[Dataset records]:
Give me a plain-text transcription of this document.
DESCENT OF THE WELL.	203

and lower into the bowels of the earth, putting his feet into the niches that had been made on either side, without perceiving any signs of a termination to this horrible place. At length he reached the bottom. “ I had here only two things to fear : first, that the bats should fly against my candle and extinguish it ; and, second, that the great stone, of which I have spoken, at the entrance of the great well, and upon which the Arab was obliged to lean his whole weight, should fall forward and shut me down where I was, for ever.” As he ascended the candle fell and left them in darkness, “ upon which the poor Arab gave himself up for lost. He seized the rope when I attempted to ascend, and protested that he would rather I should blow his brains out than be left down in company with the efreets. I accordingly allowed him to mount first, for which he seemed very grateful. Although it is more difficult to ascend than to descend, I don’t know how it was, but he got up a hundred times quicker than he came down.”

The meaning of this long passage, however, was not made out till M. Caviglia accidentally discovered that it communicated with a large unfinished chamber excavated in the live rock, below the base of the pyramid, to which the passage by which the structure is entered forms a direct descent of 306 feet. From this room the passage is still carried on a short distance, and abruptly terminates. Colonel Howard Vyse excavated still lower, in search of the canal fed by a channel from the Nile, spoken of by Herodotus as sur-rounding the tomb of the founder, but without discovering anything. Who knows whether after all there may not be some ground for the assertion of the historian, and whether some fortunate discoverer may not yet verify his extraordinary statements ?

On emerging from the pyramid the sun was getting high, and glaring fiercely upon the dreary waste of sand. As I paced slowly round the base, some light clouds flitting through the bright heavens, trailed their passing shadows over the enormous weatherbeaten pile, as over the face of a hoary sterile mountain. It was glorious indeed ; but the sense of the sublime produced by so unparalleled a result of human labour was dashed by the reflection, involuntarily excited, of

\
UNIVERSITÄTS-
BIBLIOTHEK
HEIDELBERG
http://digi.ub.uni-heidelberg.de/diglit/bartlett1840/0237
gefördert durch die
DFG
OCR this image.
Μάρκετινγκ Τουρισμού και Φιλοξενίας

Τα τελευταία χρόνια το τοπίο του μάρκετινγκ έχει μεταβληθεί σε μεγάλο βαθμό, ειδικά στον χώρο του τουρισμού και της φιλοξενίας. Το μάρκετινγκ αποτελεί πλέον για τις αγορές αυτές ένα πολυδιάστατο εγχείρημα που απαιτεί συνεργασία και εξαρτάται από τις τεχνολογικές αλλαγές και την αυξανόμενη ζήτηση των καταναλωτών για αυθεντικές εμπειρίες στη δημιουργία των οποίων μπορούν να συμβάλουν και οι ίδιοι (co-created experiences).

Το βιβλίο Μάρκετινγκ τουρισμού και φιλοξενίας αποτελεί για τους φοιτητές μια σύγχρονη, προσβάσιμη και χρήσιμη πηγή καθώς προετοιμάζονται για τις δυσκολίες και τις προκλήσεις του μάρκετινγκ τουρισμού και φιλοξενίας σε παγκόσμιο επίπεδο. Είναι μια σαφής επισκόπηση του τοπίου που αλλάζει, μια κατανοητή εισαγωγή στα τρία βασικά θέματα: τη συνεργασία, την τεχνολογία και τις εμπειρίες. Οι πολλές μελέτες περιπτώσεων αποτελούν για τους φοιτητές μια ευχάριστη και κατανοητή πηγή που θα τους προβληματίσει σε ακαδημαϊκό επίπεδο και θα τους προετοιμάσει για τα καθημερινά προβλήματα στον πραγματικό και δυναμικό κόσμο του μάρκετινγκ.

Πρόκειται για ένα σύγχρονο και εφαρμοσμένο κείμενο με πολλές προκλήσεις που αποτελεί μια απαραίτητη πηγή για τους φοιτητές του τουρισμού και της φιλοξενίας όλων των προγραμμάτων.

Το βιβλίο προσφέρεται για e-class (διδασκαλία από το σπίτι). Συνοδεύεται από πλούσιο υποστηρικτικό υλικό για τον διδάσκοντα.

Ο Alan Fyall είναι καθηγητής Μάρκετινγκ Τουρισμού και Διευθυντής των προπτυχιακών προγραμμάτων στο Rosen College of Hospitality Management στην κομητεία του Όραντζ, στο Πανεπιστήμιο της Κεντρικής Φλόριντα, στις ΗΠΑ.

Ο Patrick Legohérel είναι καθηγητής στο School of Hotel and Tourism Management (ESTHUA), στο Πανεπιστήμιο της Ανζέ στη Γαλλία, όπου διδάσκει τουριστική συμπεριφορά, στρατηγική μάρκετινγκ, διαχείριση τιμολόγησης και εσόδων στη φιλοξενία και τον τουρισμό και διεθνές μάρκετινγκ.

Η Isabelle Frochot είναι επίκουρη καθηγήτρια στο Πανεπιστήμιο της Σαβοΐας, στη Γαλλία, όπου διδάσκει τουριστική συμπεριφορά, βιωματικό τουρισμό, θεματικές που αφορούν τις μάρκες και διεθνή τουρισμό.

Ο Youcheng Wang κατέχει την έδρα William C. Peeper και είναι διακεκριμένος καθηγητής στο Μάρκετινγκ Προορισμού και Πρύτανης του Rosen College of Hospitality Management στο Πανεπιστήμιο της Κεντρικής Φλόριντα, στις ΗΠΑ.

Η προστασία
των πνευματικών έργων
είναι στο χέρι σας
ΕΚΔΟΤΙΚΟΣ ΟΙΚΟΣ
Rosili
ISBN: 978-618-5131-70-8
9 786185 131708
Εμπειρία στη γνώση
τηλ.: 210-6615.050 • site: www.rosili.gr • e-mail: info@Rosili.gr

[Aim]:
From the first line to the last, please quote the material above exactly.

[Answer to this problem]:
Give me a plain-text transcription of this document.
DESCENT OF THE WELL.	203

and lower into the bowels of the earth, putting his feet into the niches that had been made on either side, without perceiving any signs of a termination to this horrible place. At length he reached the bottom. “ I had here only two things to fear : first, that the bats should fly against my candle and extinguish it ; and, second, that the great stone, of which I have spoken, at the entrance of the great well, and upon which the Arab was obliged to lean his whole weight, should fall forward and shut me down where I was, for ever.” As he ascended the candle fell and left them in darkness, “ upon which the poor Arab gave himself up for lost. He seized the rope when I attempted to ascend, and protested that he would rather I should blow his brains out than be left down in company with the efreets. I accordingly allowed him to mount first, for which he seemed very grateful. Although it is more difficult to ascend than to descend, I don’t know how it was, but he got up a hundred times quicker than he came down.”

The meaning of this long passage, however, was not made out till M. Caviglia accidentally discovered that it communicated with a large unfinished chamber excavated in the live rock, below the base of the pyramid, to which the passage by which the structure is entered forms a direct descent of 306 feet. From this room the passage is still carried on a short distance, and abruptly terminates. Colonel Howard Vyse excavated still lower, in search of the canal fed by a channel from the Nile, spoken of by Herodotus as sur-rounding the tomb of the founder, but without discovering anything. Who knows whether after all there may not be some ground for the assertion of the historian, and whether some fortunate discoverer may not yet verify his extraordinary statements ?

On emerging from the pyramid the sun was getting high, and glaring fiercely upon the dreary waste of sand. As I paced slowly round the base, some light clouds flitting through the bright heavens, trailed their passing shadows over the enormous weatherbeaten pile, as over the face of a hoary sterile mountain. It was glorious indeed ; but the sense of the sublime produced by so unparalleled a result of human labour was dashed by the reflection, involuntarily excited, of

\
UNIVERSITÄTS-
BIBLIOTHEK
HEIDELBERG
http://digi.ub.uni-heidelberg.de/diglit/bartlett1840/0237
gefördert durch die
DFG
OCR this image.
Μάρκετινγκ Τουρισμού και Φιλοξενίας

Τα τελευταία χρόνια το τοπίο του μάρκετινγκ έχει μεταβληθεί σε μεγάλο βαθμό, ειδικά στον χώρο του τουρισμού και της φιλοξενίας. Το μάρκετινγκ αποτελεί πλέον για τις αγορές αυτές ένα πολυδιάστατο εγχείρημα που απαιτεί συνεργασία και εξαρτάται από τις τεχνολογικές αλλαγές και την αυξανόμενη ζήτηση των καταναλωτών για αυθεντικές εμπειρίες στη δημιουργία των οποίων μπορούν να συμβάλουν και οι ίδιοι (co-created experiences).

Το βιβλίο Μάρκετινγκ τουρισμού και φιλοξενίας αποτελεί για τους φοιτητές μια σύγχρονη, προσβάσιμη και χρήσιμη πηγή καθώς προετοιμάζονται για τις δυσκολίες και τις προκλήσεις του μάρκετινγκ τουρισμού και φιλοξενίας σε παγκόσμιο επίπεδο. Είναι μια σαφής επισκόπηση του τοπίου που αλλάζει, μια κατανοητή εισαγωγή στα τρία βασικά θέματα: τη συνεργασία, την τεχνολογία και τις εμπειρίες. Οι πολλές μελέτες περιπτώσεων αποτελούν για τους φοιτητές μια ευχάριστη και κατανοητή πηγή που θα τους προβληματίσει σε ακαδημαϊκό επίπεδο και θα τους προετοιμάσει για τα καθημερινά προβλήματα στον πραγματικό και δυναμικό κόσμο του μάρκετινγκ.

Πρόκειται για ένα σύγχρονο και εφαρμοσμένο κείμενο με πολλές προκλήσεις που αποτελεί μια απαραίτητη πηγή για τους φοιτητές του τουρισμού και της φιλοξενίας όλων των προγραμμάτων.

Το βιβλίο προσφέρεται για e-class (διδασκαλία από το σπίτι). Συνοδεύεται από πλούσιο υποστηρικτικό υλικό για τον διδάσκοντα.

Ο Alan Fyall είναι καθηγητής Μάρκετινγκ Τουρισμού και Διευθυντής των προπτυχιακών προγραμμάτων στο Rosen College of Hospitality Management στην κομητεία του Όραντζ, στο Πανεπιστήμιο της Κεντρικής Φλόριντα, στις ΗΠΑ.

Ο Patrick Legohérel είναι καθηγητής στο School of Hotel and Tourism Management (ESTHUA), στο Πανεπιστήμιο της Ανζέ στη Γαλλία, όπου διδάσκει τουριστική συμπεριφορά, στρατηγική μάρκετινγκ, διαχείριση τιμολόγησης και εσόδων στη φιλοξενία και τον τουρισμό και διεθνές μάρκετινγκ.

Η Isabelle Frochot είναι επίκουρη καθηγήτρια στο Πανεπιστήμιο της Σαβοΐας, στη Γαλλία, όπου διδάσκει τουριστική συμπεριφορά, βιωματικό τουρισμό, θεματικές που αφορούν τις μάρκες και διεθνή τουρισμό.

Ο Youcheng Wang κατέχει την έδρα William C. Peeper και είναι διακεκριμένος καθηγητής στο Μάρκετινγκ Προορισμού και Πρύτανης του Rosen College of Hospitality Management στο Πανεπιστήμιο της Κεντρικής Φλόριντα, στις ΗΠΑ.

Η προστασία
των πνευματικών έργων
είναι στο χέρι σας
ΕΚΔΟΤΙΚΟΣ ΟΙΚΟΣ
Rosili
ISBN: 978-618-5131-70-8
9 786185 131708
Εμπειρία στη γνώση
τηλ.: 210-6615.050 • site: www.rosili.gr • e-mail: info@Rosili.gr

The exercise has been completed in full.